[Start]

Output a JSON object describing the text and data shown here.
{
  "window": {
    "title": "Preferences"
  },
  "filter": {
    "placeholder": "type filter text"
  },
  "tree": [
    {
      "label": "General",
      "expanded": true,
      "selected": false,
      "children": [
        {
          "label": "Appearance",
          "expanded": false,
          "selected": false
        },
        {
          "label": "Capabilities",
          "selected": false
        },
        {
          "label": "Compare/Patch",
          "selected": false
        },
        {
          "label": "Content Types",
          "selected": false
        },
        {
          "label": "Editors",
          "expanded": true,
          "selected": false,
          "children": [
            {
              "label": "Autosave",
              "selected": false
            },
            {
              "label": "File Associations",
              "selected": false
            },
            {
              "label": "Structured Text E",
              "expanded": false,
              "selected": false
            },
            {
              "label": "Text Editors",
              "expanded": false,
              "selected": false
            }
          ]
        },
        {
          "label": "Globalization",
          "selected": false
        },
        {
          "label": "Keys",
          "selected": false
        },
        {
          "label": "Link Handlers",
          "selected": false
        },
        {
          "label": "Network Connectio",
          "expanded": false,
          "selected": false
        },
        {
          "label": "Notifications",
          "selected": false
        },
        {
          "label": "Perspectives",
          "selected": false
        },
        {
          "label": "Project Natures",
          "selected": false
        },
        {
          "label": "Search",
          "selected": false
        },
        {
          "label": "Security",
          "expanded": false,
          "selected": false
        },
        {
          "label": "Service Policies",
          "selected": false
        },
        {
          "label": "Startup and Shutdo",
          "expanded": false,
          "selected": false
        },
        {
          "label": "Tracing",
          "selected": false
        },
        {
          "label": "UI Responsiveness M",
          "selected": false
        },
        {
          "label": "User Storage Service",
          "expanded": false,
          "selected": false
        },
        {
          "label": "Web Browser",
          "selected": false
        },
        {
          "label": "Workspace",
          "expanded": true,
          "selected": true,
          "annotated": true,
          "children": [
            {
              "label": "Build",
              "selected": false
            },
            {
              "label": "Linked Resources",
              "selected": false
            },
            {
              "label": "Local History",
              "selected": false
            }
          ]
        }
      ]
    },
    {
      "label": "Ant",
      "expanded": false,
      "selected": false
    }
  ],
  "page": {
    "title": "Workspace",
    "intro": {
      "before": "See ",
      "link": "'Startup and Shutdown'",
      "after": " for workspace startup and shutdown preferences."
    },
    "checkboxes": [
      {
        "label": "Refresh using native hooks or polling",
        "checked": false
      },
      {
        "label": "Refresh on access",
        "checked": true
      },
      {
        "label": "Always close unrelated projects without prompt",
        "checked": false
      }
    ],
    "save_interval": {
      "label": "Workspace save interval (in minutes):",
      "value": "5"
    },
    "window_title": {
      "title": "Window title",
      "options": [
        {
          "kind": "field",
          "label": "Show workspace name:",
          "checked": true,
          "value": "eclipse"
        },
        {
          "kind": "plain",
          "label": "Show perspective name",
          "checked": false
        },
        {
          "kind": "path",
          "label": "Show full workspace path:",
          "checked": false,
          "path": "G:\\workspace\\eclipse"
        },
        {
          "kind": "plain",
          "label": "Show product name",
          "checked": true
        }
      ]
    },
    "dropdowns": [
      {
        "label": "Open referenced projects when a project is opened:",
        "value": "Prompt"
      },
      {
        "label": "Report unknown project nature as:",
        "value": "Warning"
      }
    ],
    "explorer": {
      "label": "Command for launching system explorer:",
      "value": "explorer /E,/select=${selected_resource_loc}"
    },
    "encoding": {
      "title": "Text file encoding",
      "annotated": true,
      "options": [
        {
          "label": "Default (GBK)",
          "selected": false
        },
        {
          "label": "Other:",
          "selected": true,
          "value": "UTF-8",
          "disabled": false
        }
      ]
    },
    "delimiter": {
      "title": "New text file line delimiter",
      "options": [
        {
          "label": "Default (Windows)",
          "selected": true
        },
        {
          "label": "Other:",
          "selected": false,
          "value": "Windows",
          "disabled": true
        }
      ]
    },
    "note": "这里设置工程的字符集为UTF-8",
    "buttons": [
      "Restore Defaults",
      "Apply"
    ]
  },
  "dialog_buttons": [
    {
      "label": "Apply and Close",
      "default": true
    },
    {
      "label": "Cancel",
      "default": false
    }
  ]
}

[End]

# What needs to be done
Output the listing above word for word.

# Final answer
Output a JSON object describing the text and data shown here.
{
  "window": {
    "title": "Preferences"
  },
  "filter": {
    "placeholder": "type filter text"
  },
  "tree": [
    {
      "label": "General",
      "expanded": true,
      "selected": false,
      "children": [
        {
          "label": "Appearance",
          "expanded": false,
          "selected": false
        },
        {
          "label": "Capabilities",
          "selected": false
        },
        {
          "label": "Compare/Patch",
          "selected": false
        },
        {
          "label": "Content Types",
          "selected": false
        },
        {
          "label": "Editors",
          "expanded": true,
          "selected": false,
          "children": [
            {
              "label": "Autosave",
              "selected": false
            },
            {
              "label": "File Associations",
              "selected": false
            },
            {
              "label": "Structured Text E",
              "expanded": false,
              "selected": false
            },
            {
              "label": "Text Editors",
              "expanded": false,
              "selected": false
            }
          ]
        },
        {
          "label": "Globalization",
          "selected": false
        },
        {
          "label": "Keys",
          "selected": false
        },
        {
          "label": "Link Handlers",
          "selected": false
        },
        {
          "label": "Network Connectio",
          "expanded": false,
          "selected": false
        },
        {
          "label": "Notifications",
          "selected": false
        },
        {
          "label": "Perspectives",
          "selected": false
        },
        {
          "label": "Project Natures",
          "selected": false
        },
        {
          "label": "Search",
          "selected": false
        },
        {
          "label": "Security",
          "expanded": false,
          "selected": false
        },
        {
          "label": "Service Policies",
          "selected": false
        },
        {
          "label": "Startup and Shutdo",
          "expanded": false,
          "selected": false
        },
        {
          "label": "Tracing",
          "selected": false
        },
        {
          "label": "UI Responsiveness M",
          "selected": false
        },
        {
          "label": "User Storage Service",
          "expanded": false,
          "selected": false
        },
        {
          "label": "Web Browser",
          "selected": false
        },
        {
          "label": "Workspace",
          "expanded": true,
          "selected": true,
          "annotated": true,
          "children": [
            {
              "label": "Build",
              "selected": false
            },
            {
              "label": "Linked Resources",
              "selected": false
            },
            {
              "label": "Local History",
              "selected": false
            }
          ]
        }
      ]
    },
    {
      "label": "Ant",
      "expanded": false,
      "selected": false
    }
  ],
  "page": {
    "title": "Workspace",
    "intro": {
      "before": "See ",
      "link": "'Startup and Shutdown'",
      "after": " for workspace startup and shutdown preferences."
    },
    "checkboxes": [
      {
        "label": "Refresh using native hooks or polling",
        "checked": false
      },
      {
        "label": "Refresh on access",
        "checked": true
      },
      {
        "label": "Always close unrelated projects without prompt",
        "checked": false
      }
    ],
    "save_interval": {
      "label": "Workspace save interval (in minutes):",
      "value": "5"
    },
    "window_title": {
      "title": "Window title",
      "options": [
        {
          "kind": "field",
          "label": "Show workspace name:",
          "checked": true,
          "value": "eclipse"
        },
        {
          "kind": "plain",
          "label": "Show perspective name",
          "checked": false
        },
        {
          "kind": "path",
          "label": "Show full workspace path:",
          "checked": false,
          "path": "G:\\workspace\\eclipse"
        },
        {
          "kind": "plain",
          "label": "Show product name",
          "checked": true
        }
      ]
    },
    "dropdowns": [
      {
        "label": "Open referenced projects when a project is opened:",
        "value": "Prompt"
      },
      {
        "label": "Report unknown project nature as:",
        "value": "Warning"
      }
    ],
    "explorer": {
      "label": "Command for launching system explorer:",
      "value": "explorer /E,/select=${selected_resource_loc}"
    },
    "encoding": {
      "title": "Text file encoding",
      "annotated": true,
      "options": [
        {
          "label": "Default (GBK)",
          "selected": false
        },
        {
          "label": "Other:",
          "selected": true,
          "value": "UTF-8",
          "disabled": false
        }
      ]
    },
    "delimiter": {
      "title": "New text file line delimiter",
      "options": [
        {
          "label": "Default (Windows)",
          "selected": true
        },
        {
          "label": "Other:",
          "selected": false,
          "value": "Windows",
          "disabled": true
        }
      ]
    },
    "note": "这里设置工程的字符集为UTF-8",
    "buttons": [
      "Restore Defaults",
      "Apply"
    ]
  },
  "dialog_buttons": [
    {
      "label": "Apply and Close",
      "default": true
    },
    {
      "label": "Cancel",
      "default": false
    }
  ]
}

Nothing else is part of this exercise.